What the task asks — Return all lines from the listing below in which the string "фамилии" occurs.

Data section —
◇ ◇ ◇
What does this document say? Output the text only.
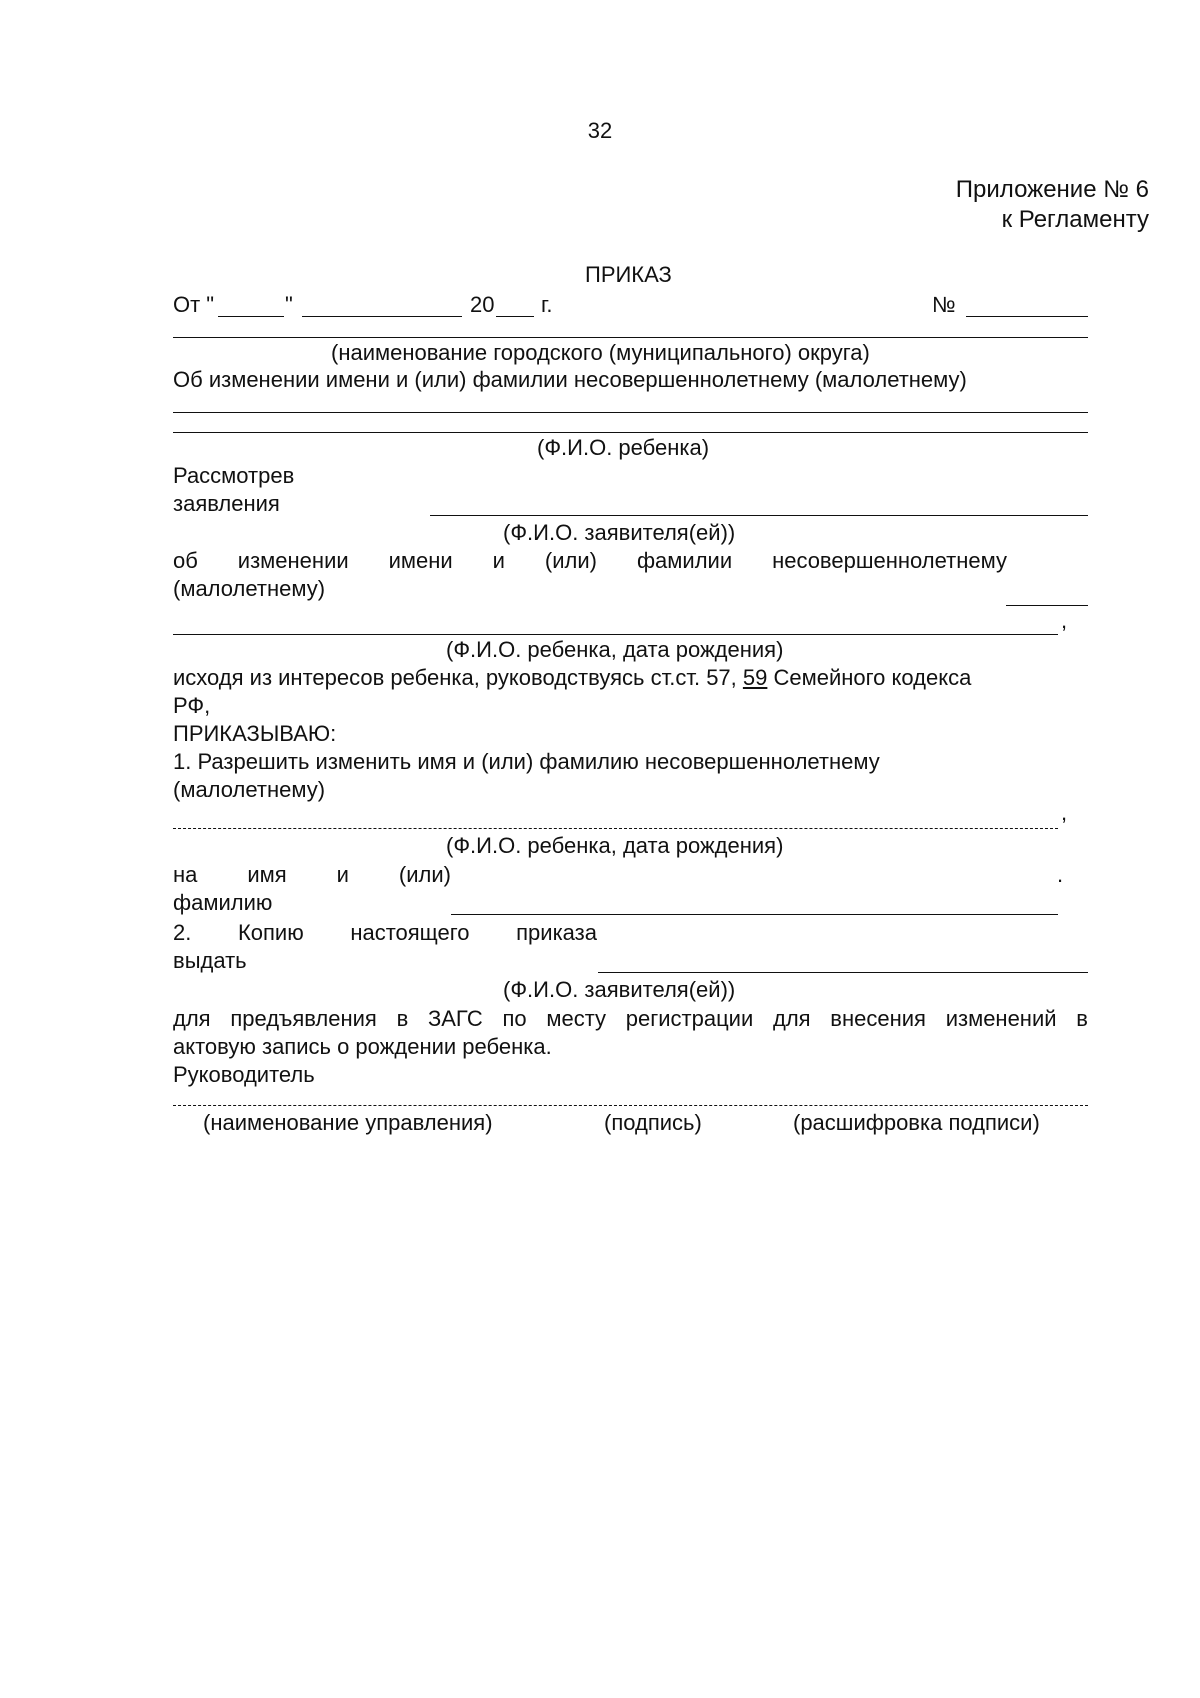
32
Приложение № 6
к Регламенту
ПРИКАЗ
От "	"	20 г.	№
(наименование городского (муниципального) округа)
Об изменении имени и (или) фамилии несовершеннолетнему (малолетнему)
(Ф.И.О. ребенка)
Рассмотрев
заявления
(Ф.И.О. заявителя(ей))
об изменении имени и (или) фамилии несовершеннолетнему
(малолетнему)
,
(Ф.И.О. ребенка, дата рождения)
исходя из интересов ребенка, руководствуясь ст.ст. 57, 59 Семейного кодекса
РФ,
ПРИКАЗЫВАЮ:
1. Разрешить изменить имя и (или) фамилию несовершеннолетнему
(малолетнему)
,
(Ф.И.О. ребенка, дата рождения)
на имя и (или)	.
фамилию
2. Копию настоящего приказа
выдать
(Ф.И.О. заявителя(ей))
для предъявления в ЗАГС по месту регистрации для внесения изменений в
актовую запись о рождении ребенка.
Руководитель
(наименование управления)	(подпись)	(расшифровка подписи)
◇ ◇ ◇
Answer below —
Об изменении имени и (или) фамилии несовершеннолетнему (малолетнему)
об изменении имени и (или) фамилии несовершеннолетнему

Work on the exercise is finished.